**INSTRUCTIONS TO FOLLOW**. Show only lines that include "text".

**INFORMATION SHOWN**.

^^^^^^^^

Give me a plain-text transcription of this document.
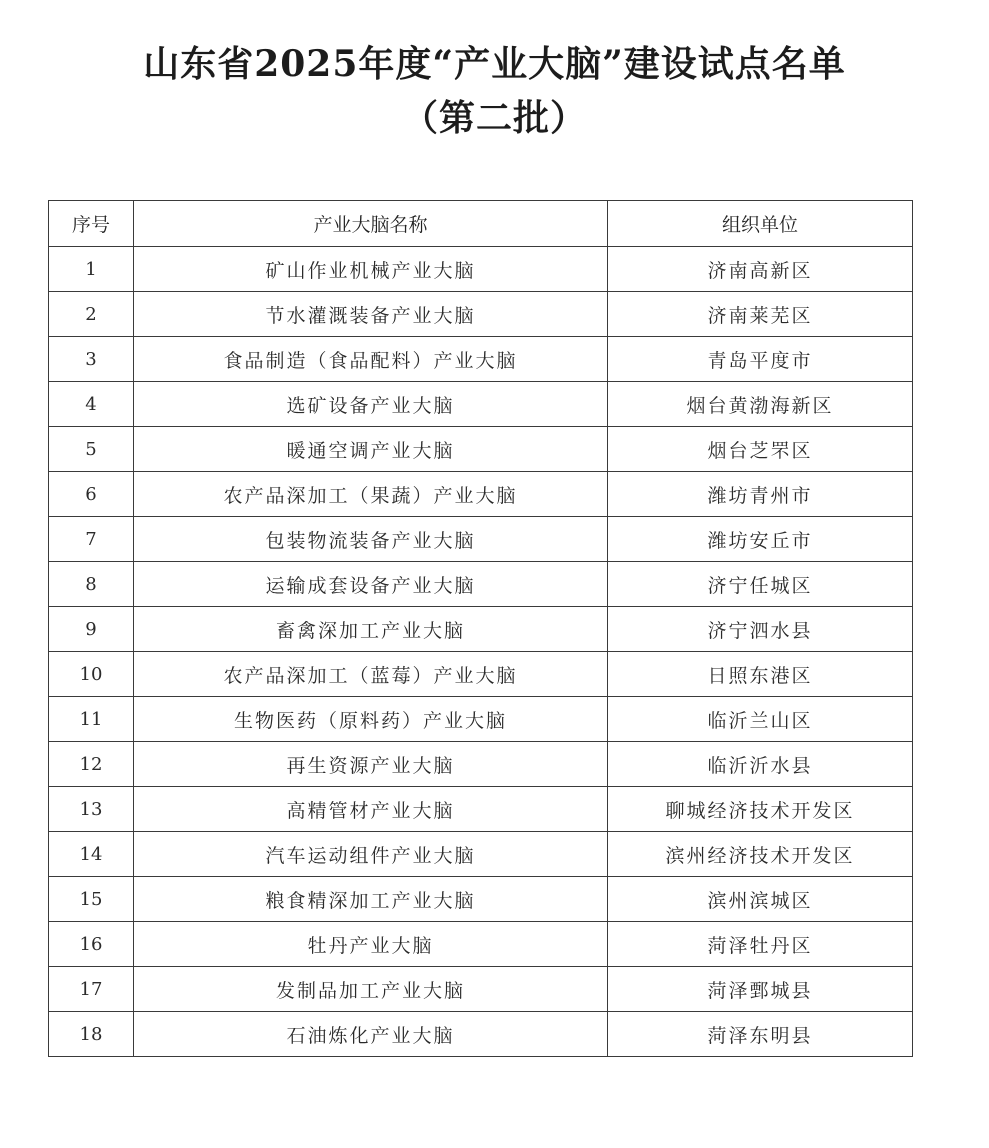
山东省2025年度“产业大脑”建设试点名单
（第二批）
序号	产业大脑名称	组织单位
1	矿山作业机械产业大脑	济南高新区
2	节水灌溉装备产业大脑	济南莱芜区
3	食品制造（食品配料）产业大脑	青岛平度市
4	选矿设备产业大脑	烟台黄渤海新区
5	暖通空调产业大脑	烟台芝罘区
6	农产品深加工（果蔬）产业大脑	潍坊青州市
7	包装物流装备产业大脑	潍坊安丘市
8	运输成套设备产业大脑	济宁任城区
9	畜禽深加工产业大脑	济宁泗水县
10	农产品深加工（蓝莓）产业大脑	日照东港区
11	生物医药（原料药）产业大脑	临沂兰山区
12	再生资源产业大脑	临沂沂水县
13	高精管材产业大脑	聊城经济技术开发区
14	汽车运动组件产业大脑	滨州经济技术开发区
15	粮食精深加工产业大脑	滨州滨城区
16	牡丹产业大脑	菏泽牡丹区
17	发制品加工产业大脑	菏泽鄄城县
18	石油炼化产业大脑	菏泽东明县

^^^^^^^^

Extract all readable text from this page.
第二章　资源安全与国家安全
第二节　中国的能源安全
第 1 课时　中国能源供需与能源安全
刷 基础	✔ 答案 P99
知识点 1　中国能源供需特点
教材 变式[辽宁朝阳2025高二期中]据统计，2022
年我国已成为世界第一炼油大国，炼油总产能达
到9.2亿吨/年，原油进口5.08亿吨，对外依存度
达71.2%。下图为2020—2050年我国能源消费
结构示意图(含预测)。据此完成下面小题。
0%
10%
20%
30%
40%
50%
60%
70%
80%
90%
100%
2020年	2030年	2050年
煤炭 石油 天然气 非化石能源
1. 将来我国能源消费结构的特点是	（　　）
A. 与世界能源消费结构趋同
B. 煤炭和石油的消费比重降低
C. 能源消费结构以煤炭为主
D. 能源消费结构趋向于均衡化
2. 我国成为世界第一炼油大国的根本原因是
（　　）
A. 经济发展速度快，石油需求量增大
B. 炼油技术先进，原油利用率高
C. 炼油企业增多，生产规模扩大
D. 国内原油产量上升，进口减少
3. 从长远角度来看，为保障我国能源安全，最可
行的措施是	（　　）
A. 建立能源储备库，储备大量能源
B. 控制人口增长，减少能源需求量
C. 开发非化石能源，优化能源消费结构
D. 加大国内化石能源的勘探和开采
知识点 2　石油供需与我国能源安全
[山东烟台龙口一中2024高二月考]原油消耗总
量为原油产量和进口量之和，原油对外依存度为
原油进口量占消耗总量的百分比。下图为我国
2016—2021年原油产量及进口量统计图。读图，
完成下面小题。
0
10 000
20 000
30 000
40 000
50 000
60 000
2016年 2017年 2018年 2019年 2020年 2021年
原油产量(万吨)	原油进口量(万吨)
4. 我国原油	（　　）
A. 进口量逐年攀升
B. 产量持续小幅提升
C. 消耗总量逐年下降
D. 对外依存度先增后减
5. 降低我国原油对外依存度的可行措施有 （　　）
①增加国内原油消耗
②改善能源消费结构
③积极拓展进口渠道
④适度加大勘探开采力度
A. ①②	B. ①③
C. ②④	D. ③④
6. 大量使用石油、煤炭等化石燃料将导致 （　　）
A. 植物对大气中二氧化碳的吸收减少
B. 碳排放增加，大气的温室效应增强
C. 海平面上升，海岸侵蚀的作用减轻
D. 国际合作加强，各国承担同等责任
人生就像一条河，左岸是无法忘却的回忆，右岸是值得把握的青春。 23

^^^^^^^^

**EXPECTED ANSWER**.
Give me a plain-text transcription of this document.
Extract all readable text from this page.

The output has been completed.